* [Directions]:
For each line of the data below that holds "description", copy the line.

* [Supplied records]:
>>
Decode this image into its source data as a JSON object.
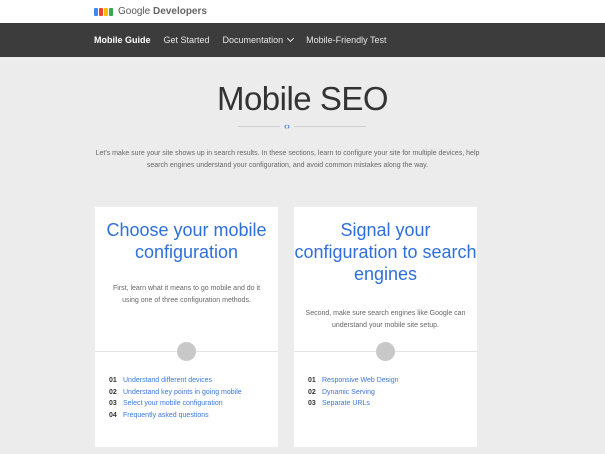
{
  "header": {
    "brand_prefix": "Google",
    "brand_suffix": "Developers",
    "logo_colors": [
      "#4285f4",
      "#ea4335",
      "#fbbc05",
      "#34a853"
    ]
  },
  "nav": {
    "items": [
      {
        "label": "Mobile Guide",
        "active": true
      },
      {
        "label": "Get Started",
        "active": false
      },
      {
        "label": "Documentation",
        "active": false,
        "has_dropdown": true
      },
      {
        "label": "Mobile-Friendly Test",
        "active": false
      }
    ]
  },
  "main": {
    "title": "Mobile SEO",
    "divider_icon": "code-brackets-icon",
    "intro": "Let's make sure your site shows up in search results. In these sections, learn to configure your site for multiple devices, help search engines understand your configuration, and avoid common mistakes along the way."
  },
  "cards": [
    {
      "title": "Choose your mobile configuration",
      "description": "First, learn what it means to go mobile and do it using one of three configuration methods.",
      "steps": [
        {
          "num": "01",
          "label": "Understand different devices"
        },
        {
          "num": "02",
          "label": "Understand key points in going mobile"
        },
        {
          "num": "03",
          "label": "Select your mobile configuration"
        },
        {
          "num": "04",
          "label": "Frequently asked questions"
        }
      ]
    },
    {
      "title": "Signal your configuration to search engines",
      "description": "Second, make sure search engines like Google can understand your mobile site setup.",
      "steps": [
        {
          "num": "01",
          "label": "Responsive Web Design"
        },
        {
          "num": "02",
          "label": "Dynamic Serving"
        },
        {
          "num": "03",
          "label": "Separate URLs"
        }
      ]
    }
  ],
  "colors": {
    "nav_bg": "#3c3c3c",
    "link": "#3a78e0",
    "card_title": "#2f6fdc",
    "page_bg": "#ececec"
  }
}
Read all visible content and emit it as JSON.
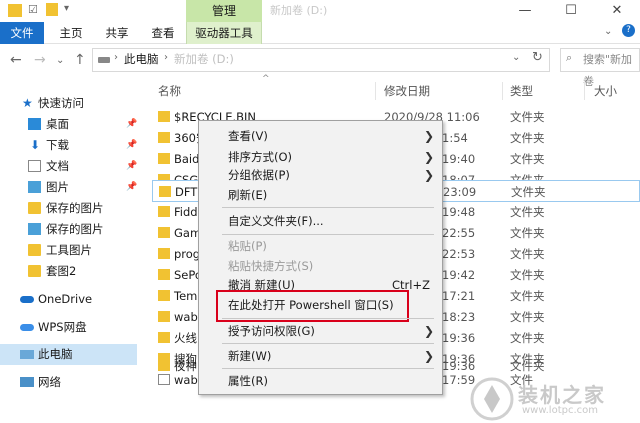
<<
* [Answer to this exercise]:
      "description": "First, learn what it means to go mobile and do it using one of three configuration methods.",
      "description": "Second, make sure search engines like Google can understand your mobile site setup.",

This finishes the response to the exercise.